» PROBLEM: Drop the images; return everything else in the listing below exactly.

========================================================================

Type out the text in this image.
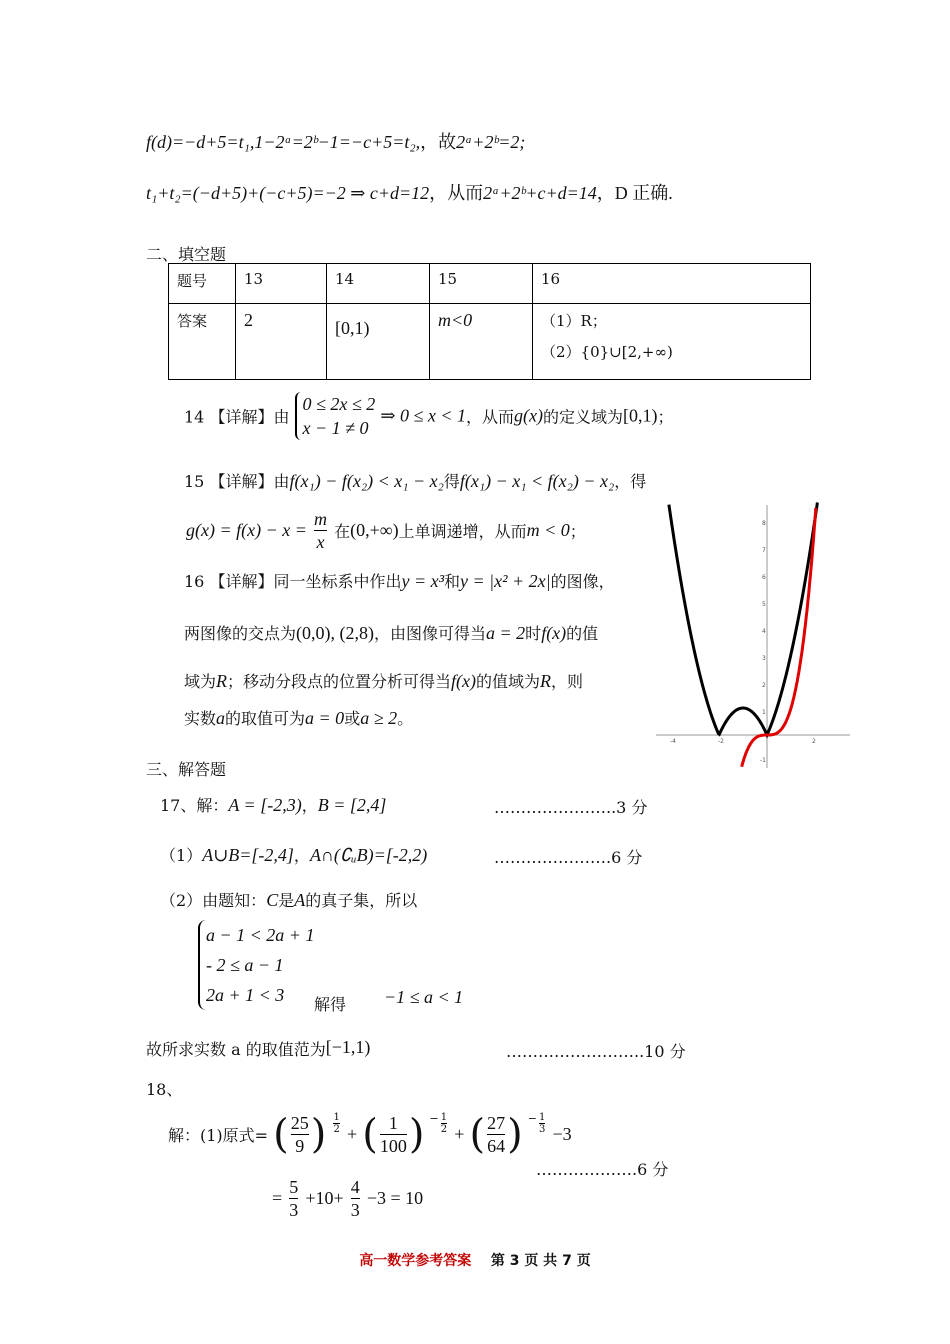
f(d)=−d+5=t₁,1−2ᵃ=2ᵇ−1=−c+5=t₂,，故2ᵃ+2ᵇ=2;
t₁+t₂=(−d+5)+(−c+5)=−2 ⇒ c+d=12，从而2ᵃ+2ᵇ+c+d=14，D 正确.
二、填空题
题号	13	14	15	16
答案	2	[0,1)	m<0	（1）R；
（2）{0}∪[2,+∞)
14 【详解】由
0 ≤ 2x ≤ 2
x − 1 ≠ 0
⇒ 0 ≤ x < 1，从而g(x)的定义域为[0,1)；
15 【详解】由f(x₁) − f(x₂) < x₁ − x₂得f(x₁) − x₁ < f(x₂) − x₂，得
$g(x) = f(x) - x = \frac{m}{x}$ 在(0,+∞)上单调递增，从而m < 0；
16 【详解】同一坐标系中作出y = x³和y = |x² + 2x|的图像，
两图像的交点为(0,0), (2,8)，由图像可得当a = 2时f(x)的值
域为R；移动分段点的位置分析可得当f(x)的值域为R，则
实数a的取值可为a = 0或a ≥ 2。
-4	-2	2
8
7
6
5
4
3
2
1
-1
三、解答题
17、解：A = [-2,3)，B = [2,4]	…………………..3 分
（1）A∪B=[-2,4]，A∩(∁ᵤB)=[-2,2)	………………….6 分
（2）由题知：C是A的真子集，所以
a − 1 < 2a + 1
- 2 ≤ a − 1
2a + 1 < 3	解得 −1 ≤ a < 1
故所求实数 a 的取值范为[−1,1)	……………………..10 分
18、
解：(1)原式= ( $\frac{25}{9}$ ) $\frac{1}{2}$ + ( $\frac{1}{100}$ ) $^- \frac{1}{2}$ + ( $\frac{27}{64}$ ) $^- \frac{1}{3} -3$
……………….6 分
= $\frac{5}{3} +10+ \frac{4}{3} -3 = 10$
高一数学参考答案 第 3 页 共 7 页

========================================================================

» ANSWER TO THIS EXERCISE:
Type out the text in this image.
f(d)=−d+5=t₁,1−2ᵃ=2ᵇ−1=−c+5=t₂,，故2ᵃ+2ᵇ=2;
t₁+t₂=(−d+5)+(−c+5)=−2 ⇒ c+d=12，从而2ᵃ+2ᵇ+c+d=14，D 正确.
二、填空题
题号	13	14	15	16
答案	2	[0,1)	m<0	（1）R；
（2）{0}∪[2,+∞)
14 【详解】由
0 ≤ 2x ≤ 2
x − 1 ≠ 0
⇒ 0 ≤ x < 1，从而g(x)的定义域为[0,1)；
15 【详解】由f(x₁) − f(x₂) < x₁ − x₂得f(x₁) − x₁ < f(x₂) − x₂，得
$g(x) = f(x) - x = \frac{m}{x}$ 在(0,+∞)上单调递增，从而m < 0；
16 【详解】同一坐标系中作出y = x³和y = |x² + 2x|的图像，
两图像的交点为(0,0), (2,8)，由图像可得当a = 2时f(x)的值
域为R；移动分段点的位置分析可得当f(x)的值域为R，则
实数a的取值可为a = 0或a ≥ 2。
-4	-2	2
8
7
6
5
4
3
2
1
-1
三、解答题
17、解：A = [-2,3)，B = [2,4]	…………………..3 分
（1）A∪B=[-2,4]，A∩(∁ᵤB)=[-2,2)	………………….6 分
（2）由题知：C是A的真子集，所以
a − 1 < 2a + 1
- 2 ≤ a − 1
2a + 1 < 3	解得 −1 ≤ a < 1
故所求实数 a 的取值范为[−1,1)	……………………..10 分
18、
解：(1)原式= ( $\frac{25}{9}$ ) $\frac{1}{2}$ + ( $\frac{1}{100}$ ) $^- \frac{1}{2}$ + ( $\frac{27}{64}$ ) $^- \frac{1}{3} -3$
……………….6 分
= $\frac{5}{3} +10+ \frac{4}{3} -3 = 10$
高一数学参考答案 第 3 页 共 7 页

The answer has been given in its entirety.